## WHAT YOU NEED TO DO
Wherever the word "glyph" shows up in a line, please copy that line.

— start WORKING DATA —

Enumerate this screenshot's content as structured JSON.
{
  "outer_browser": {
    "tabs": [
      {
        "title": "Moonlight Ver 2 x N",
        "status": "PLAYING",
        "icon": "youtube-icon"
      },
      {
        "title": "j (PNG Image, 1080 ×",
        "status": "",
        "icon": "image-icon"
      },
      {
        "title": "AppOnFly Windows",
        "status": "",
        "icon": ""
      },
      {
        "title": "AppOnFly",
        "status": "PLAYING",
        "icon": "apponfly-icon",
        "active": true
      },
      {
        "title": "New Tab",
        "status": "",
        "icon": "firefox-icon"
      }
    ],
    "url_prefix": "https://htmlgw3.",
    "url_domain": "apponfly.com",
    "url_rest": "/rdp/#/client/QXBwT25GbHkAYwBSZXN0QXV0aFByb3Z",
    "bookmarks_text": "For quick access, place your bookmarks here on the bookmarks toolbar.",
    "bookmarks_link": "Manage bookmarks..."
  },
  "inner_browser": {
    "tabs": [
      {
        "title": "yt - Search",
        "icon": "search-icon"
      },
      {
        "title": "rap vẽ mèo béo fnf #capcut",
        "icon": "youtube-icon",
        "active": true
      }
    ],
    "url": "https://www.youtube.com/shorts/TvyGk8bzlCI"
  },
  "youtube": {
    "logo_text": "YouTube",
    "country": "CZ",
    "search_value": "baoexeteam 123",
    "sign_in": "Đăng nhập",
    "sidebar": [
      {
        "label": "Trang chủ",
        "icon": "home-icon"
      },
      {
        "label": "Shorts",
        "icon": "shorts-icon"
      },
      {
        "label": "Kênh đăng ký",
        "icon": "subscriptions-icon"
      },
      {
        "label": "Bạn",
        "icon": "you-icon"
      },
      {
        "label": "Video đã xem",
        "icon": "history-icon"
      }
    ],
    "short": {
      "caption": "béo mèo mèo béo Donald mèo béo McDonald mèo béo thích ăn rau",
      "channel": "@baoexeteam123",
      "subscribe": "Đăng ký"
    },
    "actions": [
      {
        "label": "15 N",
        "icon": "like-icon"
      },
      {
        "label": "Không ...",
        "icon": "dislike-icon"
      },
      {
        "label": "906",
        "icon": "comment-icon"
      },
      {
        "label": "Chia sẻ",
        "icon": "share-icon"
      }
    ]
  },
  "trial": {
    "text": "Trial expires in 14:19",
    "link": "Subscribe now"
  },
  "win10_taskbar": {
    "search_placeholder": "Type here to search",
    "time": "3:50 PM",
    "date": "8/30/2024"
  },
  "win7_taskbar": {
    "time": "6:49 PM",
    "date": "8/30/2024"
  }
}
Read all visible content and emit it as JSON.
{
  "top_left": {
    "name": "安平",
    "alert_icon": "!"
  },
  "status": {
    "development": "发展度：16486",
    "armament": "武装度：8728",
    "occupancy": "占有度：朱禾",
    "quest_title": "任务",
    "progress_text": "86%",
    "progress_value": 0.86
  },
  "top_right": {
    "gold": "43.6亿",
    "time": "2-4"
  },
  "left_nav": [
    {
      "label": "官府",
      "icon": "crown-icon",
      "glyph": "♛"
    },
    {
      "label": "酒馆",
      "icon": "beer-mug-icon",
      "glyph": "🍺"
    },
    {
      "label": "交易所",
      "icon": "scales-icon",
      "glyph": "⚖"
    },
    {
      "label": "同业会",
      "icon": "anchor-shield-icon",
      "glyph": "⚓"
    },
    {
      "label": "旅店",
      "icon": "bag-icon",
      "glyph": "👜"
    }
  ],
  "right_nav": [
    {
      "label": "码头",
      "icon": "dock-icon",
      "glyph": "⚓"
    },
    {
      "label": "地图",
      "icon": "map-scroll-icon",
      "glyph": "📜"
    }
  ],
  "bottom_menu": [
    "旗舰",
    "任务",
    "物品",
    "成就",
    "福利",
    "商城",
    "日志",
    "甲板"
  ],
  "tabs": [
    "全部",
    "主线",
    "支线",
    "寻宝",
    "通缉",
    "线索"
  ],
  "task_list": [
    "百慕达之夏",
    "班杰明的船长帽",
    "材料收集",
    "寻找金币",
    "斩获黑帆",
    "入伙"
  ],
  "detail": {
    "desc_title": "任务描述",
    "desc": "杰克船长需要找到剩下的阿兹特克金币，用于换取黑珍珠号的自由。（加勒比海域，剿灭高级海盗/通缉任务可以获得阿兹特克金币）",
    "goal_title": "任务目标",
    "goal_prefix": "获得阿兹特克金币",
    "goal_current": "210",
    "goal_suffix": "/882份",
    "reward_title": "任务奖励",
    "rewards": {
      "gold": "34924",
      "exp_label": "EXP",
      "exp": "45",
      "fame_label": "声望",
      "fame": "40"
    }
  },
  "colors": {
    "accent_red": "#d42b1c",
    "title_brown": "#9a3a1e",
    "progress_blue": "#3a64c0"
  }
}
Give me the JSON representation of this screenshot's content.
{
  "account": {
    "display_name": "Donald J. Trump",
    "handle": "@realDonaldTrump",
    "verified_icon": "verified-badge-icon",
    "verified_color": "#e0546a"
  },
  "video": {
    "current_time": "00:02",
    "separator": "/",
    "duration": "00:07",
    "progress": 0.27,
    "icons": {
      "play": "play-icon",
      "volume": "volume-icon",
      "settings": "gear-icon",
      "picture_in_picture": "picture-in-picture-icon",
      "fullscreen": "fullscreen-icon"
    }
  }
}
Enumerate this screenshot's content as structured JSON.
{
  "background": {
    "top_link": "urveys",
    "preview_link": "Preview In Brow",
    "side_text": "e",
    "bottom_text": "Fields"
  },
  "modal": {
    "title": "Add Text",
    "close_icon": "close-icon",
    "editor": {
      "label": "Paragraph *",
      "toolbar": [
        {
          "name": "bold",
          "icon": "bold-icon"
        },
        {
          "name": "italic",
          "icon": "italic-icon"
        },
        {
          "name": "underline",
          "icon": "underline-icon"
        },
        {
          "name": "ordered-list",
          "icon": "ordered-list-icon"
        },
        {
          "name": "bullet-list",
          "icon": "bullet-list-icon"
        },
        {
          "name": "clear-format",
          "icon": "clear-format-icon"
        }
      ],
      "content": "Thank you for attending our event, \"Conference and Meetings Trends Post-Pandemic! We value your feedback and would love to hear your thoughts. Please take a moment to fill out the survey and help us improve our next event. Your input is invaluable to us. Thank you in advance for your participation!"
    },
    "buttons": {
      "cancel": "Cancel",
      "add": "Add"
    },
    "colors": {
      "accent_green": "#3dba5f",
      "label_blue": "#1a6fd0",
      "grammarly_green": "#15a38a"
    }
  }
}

— end WORKING DATA —

## SOLUTION FOR THIS PROBLEM
      "glyph": "♛"
      "glyph": "🍺"
      "glyph": "⚖"
      "glyph": "⚓"
      "glyph": "👜"
      "glyph": "⚓"
      "glyph": "📜"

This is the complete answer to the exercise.